** start of MATERIAL TO PROCESS **

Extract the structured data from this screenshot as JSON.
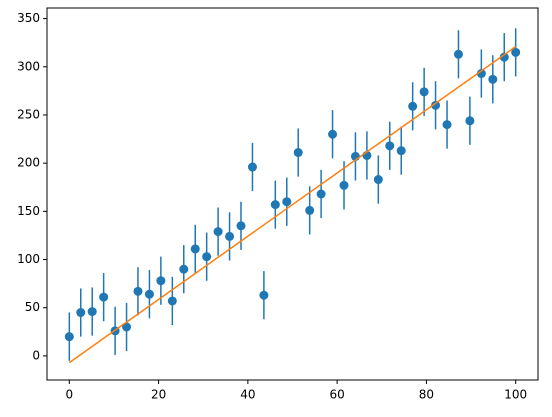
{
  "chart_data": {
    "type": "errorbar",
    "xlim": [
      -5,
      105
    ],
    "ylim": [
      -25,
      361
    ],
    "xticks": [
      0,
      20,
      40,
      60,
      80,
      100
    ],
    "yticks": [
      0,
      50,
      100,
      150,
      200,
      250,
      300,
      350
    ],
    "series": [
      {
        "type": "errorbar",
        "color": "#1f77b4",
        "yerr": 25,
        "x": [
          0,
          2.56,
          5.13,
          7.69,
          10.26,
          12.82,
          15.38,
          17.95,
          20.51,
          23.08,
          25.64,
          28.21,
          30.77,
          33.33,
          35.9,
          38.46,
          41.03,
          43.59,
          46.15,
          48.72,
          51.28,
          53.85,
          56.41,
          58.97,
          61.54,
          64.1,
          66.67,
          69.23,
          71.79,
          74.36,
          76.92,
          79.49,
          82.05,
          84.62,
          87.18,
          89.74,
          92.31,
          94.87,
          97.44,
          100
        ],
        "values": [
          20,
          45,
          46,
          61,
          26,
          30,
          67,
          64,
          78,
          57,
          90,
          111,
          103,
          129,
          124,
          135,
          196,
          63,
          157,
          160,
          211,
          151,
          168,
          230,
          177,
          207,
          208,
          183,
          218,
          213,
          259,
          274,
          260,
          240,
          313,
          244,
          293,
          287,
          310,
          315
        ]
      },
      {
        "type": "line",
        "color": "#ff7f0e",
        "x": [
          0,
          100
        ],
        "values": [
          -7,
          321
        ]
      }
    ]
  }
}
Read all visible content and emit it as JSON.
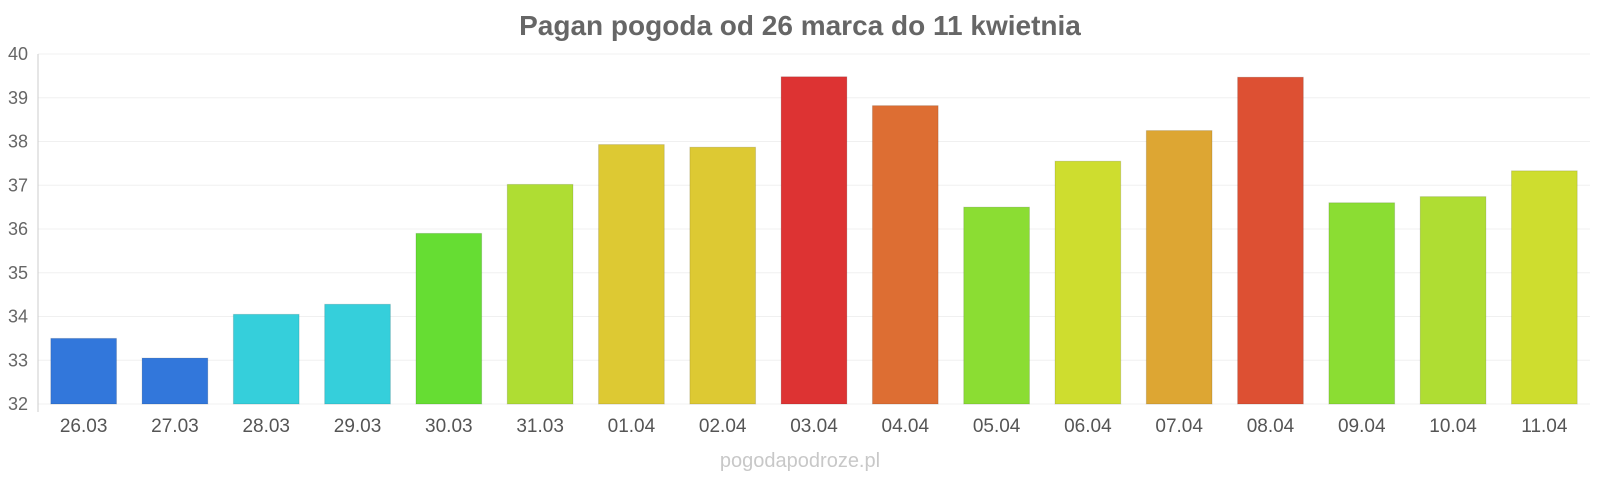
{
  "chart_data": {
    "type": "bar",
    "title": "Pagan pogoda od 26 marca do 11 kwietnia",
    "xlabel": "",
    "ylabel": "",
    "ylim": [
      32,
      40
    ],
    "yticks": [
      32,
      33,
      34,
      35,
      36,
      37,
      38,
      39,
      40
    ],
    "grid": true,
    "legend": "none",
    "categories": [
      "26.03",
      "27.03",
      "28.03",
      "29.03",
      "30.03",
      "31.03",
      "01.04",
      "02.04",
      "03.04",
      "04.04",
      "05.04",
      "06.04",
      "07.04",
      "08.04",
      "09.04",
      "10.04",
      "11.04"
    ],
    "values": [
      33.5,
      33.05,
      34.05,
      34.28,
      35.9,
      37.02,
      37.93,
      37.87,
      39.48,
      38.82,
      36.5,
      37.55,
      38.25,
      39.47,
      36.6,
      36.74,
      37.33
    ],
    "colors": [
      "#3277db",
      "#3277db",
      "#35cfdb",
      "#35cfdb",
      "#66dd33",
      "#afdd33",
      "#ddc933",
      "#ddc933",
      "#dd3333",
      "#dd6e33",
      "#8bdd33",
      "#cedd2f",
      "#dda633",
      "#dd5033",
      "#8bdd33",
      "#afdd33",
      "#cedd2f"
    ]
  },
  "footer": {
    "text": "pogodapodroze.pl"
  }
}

** end of MATERIAL TO PROCESS **

• PROBLEM TO SOLVE:
Copy out the listing exactly as it stands, but not the pictures.

• RESULT:
Extract the structured data from this screenshot as JSON.
{
  "chart_data": {
    "type": "errorbar",
    "xlim": [
      -5,
      105
    ],
    "ylim": [
      -25,
      361
    ],
    "xticks": [
      0,
      20,
      40,
      60,
      80,
      100
    ],
    "yticks": [
      0,
      50,
      100,
      150,
      200,
      250,
      300,
      350
    ],
    "series": [
      {
        "type": "errorbar",
        "color": "#1f77b4",
        "yerr": 25,
        "x": [
          0,
          2.56,
          5.13,
          7.69,
          10.26,
          12.82,
          15.38,
          17.95,
          20.51,
          23.08,
          25.64,
          28.21,
          30.77,
          33.33,
          35.9,
          38.46,
          41.03,
          43.59,
          46.15,
          48.72,
          51.28,
          53.85,
          56.41,
          58.97,
          61.54,
          64.1,
          66.67,
          69.23,
          71.79,
          74.36,
          76.92,
          79.49,
          82.05,
          84.62,
          87.18,
          89.74,
          92.31,
          94.87,
          97.44,
          100
        ],
        "values": [
          20,
          45,
          46,
          61,
          26,
          30,
          67,
          64,
          78,
          57,
          90,
          111,
          103,
          129,
          124,
          135,
          196,
          63,
          157,
          160,
          211,
          151,
          168,
          230,
          177,
          207,
          208,
          183,
          218,
          213,
          259,
          274,
          260,
          240,
          313,
          244,
          293,
          287,
          310,
          315
        ]
      },
      {
        "type": "line",
        "color": "#ff7f0e",
        "x": [
          0,
          100
        ],
        "values": [
          -7,
          321
        ]
      }
    ]
  }
}
Read all visible content and emit it as JSON.
{
  "chart_data": {
    "type": "bar",
    "title": "Pagan pogoda od 26 marca do 11 kwietnia",
    "xlabel": "",
    "ylabel": "",
    "ylim": [
      32,
      40
    ],
    "yticks": [
      32,
      33,
      34,
      35,
      36,
      37,
      38,
      39,
      40
    ],
    "grid": true,
    "legend": "none",
    "categories": [
      "26.03",
      "27.03",
      "28.03",
      "29.03",
      "30.03",
      "31.03",
      "01.04",
      "02.04",
      "03.04",
      "04.04",
      "05.04",
      "06.04",
      "07.04",
      "08.04",
      "09.04",
      "10.04",
      "11.04"
    ],
    "values": [
      33.5,
      33.05,
      34.05,
      34.28,
      35.9,
      37.02,
      37.93,
      37.87,
      39.48,
      38.82,
      36.5,
      37.55,
      38.25,
      39.47,
      36.6,
      36.74,
      37.33
    ],
    "colors": [
      "#3277db",
      "#3277db",
      "#35cfdb",
      "#35cfdb",
      "#66dd33",
      "#afdd33",
      "#ddc933",
      "#ddc933",
      "#dd3333",
      "#dd6e33",
      "#8bdd33",
      "#cedd2f",
      "#dda633",
      "#dd5033",
      "#8bdd33",
      "#afdd33",
      "#cedd2f"
    ]
  },
  "footer": {
    "text": "pogodapodroze.pl"
  }
}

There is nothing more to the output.